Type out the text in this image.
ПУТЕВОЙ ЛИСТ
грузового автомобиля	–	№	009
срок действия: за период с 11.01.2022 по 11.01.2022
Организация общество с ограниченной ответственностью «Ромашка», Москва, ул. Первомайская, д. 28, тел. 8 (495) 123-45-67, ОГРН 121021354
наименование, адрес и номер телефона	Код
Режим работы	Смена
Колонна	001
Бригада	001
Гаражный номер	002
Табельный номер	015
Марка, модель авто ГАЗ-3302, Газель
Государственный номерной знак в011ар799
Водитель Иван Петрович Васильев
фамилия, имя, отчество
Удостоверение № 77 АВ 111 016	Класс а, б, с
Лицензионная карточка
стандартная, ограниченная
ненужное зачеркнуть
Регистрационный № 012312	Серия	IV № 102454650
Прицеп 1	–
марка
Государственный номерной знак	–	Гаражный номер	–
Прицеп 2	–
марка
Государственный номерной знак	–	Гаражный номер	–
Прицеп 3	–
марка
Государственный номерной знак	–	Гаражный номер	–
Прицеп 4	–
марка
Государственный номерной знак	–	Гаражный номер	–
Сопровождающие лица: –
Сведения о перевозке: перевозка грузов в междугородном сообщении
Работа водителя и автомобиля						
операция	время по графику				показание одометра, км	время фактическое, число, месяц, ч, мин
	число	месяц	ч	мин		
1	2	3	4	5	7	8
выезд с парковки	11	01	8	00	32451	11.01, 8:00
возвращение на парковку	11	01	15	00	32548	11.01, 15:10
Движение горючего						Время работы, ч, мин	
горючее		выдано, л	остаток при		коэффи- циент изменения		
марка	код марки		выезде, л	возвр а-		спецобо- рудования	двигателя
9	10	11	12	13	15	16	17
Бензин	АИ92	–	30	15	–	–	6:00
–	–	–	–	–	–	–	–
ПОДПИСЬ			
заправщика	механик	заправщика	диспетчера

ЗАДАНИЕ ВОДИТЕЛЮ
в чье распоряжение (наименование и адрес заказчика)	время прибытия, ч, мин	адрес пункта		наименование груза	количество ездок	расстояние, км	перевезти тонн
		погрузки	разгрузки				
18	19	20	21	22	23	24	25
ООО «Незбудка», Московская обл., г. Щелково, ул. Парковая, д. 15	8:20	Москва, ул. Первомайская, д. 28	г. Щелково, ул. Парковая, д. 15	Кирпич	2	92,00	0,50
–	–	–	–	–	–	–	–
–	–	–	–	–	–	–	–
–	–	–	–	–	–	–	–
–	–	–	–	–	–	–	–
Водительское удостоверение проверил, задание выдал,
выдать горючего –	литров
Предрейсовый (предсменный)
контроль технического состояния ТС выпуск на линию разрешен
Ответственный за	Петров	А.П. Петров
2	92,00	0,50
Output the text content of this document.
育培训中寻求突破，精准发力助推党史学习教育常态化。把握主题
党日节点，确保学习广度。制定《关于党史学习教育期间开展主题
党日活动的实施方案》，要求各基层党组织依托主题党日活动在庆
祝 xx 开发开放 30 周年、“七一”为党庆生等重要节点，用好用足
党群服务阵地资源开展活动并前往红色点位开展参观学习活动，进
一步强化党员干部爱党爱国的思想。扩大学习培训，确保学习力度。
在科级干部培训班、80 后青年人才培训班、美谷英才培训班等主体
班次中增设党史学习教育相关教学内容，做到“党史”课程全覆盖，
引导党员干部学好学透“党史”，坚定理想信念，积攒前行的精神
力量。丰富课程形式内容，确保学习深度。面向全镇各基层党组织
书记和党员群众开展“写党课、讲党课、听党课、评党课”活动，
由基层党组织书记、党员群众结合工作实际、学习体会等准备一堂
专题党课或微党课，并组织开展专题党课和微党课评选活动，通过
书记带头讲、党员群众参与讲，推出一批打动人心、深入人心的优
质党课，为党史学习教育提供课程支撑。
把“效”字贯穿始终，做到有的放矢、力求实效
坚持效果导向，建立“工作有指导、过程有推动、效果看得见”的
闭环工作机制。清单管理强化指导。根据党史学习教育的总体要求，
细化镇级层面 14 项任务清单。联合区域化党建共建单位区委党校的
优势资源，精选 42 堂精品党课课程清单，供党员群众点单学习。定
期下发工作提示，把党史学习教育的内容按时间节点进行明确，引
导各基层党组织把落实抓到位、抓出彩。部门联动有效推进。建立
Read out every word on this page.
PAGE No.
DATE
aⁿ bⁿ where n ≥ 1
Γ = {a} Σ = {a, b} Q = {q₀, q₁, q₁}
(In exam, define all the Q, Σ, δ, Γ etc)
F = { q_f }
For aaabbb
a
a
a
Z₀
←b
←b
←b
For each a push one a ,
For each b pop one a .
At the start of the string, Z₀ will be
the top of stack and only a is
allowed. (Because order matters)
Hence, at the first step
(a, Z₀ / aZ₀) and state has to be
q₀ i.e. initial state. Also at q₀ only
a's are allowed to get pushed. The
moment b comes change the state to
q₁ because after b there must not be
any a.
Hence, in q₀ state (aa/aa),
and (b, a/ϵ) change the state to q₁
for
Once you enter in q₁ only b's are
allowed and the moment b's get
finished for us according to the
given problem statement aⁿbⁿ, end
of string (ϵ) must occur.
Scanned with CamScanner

·····

### EXERCISE OBJECTIVE
Copy in full each line that holds the word "must".

### FINISHED TASK
q₁ because after b there must not be
of string (ϵ) must occur.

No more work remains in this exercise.